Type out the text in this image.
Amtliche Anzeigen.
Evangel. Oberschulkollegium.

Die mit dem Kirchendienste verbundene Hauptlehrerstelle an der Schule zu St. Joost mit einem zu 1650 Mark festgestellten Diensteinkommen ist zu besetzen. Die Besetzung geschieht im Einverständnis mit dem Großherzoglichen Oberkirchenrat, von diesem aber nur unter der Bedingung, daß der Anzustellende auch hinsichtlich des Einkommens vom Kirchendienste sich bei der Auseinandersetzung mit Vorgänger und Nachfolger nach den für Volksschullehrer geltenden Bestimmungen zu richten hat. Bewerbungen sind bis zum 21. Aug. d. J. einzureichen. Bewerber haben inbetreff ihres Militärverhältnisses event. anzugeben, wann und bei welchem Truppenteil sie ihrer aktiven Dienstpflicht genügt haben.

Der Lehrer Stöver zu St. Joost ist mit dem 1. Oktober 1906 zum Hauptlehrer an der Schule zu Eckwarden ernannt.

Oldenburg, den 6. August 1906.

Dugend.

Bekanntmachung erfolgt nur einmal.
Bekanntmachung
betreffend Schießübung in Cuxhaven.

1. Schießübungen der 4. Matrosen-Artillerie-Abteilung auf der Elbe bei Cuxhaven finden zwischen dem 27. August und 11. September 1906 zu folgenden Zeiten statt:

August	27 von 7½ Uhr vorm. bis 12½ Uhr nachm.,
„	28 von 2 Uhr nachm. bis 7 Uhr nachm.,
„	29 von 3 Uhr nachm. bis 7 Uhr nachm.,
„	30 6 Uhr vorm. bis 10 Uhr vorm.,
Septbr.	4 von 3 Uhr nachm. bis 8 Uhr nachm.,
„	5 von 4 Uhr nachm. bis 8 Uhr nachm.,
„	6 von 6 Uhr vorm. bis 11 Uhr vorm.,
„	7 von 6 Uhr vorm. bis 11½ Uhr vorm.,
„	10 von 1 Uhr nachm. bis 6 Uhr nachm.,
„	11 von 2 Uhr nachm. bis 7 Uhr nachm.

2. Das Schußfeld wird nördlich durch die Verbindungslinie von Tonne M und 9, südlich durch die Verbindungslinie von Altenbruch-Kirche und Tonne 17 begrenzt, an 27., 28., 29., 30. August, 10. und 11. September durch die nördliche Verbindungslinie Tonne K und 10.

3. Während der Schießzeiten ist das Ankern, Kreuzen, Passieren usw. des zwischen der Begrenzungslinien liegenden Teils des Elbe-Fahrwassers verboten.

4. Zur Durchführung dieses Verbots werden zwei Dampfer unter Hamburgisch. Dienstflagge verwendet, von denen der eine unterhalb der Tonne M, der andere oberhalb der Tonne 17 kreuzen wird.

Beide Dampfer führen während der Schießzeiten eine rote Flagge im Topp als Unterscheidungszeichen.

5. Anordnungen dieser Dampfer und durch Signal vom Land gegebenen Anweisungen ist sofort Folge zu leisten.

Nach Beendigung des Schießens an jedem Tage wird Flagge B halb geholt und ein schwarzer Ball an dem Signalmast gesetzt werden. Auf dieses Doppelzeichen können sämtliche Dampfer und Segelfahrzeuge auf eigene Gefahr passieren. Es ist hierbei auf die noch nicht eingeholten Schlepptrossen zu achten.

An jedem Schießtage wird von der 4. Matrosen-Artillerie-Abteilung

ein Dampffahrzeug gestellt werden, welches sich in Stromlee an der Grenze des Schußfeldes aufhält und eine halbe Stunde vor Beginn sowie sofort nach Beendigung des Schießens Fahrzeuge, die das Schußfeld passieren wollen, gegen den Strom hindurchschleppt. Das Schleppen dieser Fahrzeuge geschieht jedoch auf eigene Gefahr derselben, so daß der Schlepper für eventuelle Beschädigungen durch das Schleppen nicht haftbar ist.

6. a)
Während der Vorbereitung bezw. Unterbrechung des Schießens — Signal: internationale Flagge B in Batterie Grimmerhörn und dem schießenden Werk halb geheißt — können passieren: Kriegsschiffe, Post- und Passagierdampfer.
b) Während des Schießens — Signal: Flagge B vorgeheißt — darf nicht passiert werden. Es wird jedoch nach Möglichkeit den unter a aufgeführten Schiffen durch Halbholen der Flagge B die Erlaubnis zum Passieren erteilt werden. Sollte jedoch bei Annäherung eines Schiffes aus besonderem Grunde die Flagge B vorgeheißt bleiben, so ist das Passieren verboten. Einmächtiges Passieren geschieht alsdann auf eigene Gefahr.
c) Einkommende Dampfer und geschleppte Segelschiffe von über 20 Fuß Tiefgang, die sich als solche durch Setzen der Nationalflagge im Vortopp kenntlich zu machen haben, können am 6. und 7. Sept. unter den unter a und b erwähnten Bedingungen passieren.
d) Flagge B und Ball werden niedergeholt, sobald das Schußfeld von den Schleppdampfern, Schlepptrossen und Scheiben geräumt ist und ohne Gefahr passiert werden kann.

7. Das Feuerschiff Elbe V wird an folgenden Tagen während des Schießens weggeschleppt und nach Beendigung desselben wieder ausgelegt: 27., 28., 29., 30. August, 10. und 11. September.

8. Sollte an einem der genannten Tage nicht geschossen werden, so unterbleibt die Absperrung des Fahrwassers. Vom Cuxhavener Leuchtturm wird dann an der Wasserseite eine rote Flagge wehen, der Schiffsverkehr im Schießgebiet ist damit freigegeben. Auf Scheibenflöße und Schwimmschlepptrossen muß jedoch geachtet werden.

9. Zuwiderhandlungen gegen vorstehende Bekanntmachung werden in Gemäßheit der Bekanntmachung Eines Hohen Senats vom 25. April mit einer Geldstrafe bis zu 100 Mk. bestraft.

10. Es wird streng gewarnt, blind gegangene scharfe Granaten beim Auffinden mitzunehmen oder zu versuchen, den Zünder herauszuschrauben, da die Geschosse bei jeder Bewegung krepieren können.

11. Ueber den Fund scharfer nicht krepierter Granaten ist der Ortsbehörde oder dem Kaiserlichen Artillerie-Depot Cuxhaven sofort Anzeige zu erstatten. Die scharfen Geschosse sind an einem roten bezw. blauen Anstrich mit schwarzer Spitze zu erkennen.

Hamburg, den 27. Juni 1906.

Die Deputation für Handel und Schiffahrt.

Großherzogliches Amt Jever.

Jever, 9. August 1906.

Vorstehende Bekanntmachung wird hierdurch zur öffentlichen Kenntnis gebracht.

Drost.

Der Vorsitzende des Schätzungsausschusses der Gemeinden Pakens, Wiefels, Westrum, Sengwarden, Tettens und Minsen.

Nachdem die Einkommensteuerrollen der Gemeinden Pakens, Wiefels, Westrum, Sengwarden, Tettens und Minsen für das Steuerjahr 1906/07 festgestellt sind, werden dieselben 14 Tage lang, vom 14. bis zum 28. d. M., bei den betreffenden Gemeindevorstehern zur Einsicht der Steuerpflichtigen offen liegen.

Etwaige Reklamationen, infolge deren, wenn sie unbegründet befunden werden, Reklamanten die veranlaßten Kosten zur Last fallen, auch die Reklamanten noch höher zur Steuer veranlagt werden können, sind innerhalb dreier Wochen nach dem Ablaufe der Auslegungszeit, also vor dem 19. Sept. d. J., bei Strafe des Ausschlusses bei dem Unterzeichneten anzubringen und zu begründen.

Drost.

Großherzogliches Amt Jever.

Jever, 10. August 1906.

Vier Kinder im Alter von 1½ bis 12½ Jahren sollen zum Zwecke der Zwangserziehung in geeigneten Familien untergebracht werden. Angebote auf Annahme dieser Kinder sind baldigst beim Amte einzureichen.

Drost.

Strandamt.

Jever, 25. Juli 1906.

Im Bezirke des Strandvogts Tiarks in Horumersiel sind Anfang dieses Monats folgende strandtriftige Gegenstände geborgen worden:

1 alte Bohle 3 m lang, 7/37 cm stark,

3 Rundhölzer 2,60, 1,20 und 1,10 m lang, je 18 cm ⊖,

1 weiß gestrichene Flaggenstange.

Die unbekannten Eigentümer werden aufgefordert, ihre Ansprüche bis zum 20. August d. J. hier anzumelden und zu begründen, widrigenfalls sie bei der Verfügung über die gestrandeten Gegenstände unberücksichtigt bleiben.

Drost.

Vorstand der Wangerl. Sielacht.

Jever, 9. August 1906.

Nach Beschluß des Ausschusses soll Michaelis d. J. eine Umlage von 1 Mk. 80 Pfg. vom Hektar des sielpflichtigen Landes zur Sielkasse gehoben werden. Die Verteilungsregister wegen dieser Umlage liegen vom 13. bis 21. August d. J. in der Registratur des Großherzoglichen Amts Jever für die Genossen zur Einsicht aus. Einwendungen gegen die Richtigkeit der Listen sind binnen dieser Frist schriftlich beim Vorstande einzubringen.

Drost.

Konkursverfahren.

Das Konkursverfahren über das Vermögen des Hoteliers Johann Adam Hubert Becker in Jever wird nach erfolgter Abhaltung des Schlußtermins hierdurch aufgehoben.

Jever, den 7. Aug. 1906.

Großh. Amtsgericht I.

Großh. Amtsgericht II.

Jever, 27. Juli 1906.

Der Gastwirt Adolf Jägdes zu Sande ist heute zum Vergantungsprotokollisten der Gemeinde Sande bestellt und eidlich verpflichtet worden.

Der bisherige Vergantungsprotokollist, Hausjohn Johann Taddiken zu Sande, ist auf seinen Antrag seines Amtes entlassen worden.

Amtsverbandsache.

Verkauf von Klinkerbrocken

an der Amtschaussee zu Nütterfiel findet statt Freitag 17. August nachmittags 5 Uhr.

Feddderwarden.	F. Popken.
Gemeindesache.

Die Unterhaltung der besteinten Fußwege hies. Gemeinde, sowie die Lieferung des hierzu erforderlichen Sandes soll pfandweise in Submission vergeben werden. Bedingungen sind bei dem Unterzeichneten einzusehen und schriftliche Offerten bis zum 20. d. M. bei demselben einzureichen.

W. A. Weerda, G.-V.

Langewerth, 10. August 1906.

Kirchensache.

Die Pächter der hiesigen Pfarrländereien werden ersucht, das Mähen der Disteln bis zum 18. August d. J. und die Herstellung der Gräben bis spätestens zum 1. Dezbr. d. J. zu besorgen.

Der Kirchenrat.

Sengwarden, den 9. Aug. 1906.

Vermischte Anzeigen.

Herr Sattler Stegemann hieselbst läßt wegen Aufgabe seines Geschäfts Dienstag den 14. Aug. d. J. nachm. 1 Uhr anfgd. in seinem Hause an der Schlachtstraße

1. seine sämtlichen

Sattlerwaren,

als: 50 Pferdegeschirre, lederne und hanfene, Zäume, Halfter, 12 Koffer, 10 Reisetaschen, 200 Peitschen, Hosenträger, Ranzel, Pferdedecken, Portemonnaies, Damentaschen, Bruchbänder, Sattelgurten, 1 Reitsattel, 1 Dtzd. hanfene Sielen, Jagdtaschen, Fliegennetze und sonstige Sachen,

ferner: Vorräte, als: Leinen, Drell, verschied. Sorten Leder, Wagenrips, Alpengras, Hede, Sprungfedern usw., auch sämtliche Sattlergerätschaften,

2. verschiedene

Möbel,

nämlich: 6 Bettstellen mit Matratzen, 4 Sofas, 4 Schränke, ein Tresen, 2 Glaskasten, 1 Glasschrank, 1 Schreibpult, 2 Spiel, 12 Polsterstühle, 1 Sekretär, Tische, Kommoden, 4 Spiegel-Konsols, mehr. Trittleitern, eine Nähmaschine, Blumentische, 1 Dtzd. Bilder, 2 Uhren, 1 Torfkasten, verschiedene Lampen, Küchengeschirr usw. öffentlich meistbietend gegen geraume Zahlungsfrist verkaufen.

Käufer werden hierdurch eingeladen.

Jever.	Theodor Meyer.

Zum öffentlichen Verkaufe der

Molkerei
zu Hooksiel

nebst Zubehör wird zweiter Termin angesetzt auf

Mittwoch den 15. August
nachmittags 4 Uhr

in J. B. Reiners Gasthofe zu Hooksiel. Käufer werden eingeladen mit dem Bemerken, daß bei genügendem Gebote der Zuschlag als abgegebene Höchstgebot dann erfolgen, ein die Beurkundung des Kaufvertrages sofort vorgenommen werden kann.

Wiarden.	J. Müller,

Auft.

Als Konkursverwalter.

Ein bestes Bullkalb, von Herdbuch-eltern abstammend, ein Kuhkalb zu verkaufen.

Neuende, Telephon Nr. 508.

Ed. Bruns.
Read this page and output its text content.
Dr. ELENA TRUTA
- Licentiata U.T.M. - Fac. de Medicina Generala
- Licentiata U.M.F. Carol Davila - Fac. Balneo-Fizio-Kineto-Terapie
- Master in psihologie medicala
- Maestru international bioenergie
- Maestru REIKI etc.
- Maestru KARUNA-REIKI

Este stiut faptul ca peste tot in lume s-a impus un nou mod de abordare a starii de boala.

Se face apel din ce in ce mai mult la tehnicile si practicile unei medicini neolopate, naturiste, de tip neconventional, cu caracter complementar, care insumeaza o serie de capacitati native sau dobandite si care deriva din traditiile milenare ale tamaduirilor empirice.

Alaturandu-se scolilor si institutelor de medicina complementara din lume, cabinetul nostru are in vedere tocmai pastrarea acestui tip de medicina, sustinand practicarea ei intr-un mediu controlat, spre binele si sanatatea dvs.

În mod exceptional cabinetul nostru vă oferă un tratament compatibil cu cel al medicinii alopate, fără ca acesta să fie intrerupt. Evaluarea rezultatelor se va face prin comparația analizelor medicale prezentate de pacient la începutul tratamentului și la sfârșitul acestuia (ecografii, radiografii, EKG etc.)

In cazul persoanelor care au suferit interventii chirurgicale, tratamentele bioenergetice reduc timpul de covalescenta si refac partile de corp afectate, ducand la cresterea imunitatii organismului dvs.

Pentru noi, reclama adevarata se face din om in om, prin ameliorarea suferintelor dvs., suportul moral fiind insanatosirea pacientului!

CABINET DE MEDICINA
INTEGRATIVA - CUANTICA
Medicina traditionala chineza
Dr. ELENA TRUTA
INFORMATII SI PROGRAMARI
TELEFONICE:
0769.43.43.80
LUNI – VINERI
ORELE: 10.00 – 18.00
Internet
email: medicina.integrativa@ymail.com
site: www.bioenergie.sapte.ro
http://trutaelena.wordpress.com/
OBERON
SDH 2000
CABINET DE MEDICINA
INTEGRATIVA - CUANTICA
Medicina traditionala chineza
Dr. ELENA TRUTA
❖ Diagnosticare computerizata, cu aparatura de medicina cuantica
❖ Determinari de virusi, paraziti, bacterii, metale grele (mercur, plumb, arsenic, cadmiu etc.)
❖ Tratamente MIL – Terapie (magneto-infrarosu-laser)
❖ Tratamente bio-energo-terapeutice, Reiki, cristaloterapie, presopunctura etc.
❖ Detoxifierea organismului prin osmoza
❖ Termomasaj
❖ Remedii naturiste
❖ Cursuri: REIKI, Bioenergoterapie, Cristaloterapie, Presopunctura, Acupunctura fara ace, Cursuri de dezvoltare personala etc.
=-=-=-=-=
Within the listing above, work out the number of lines that hold "Hooksiel", and give that number alone.

- Answer space: 2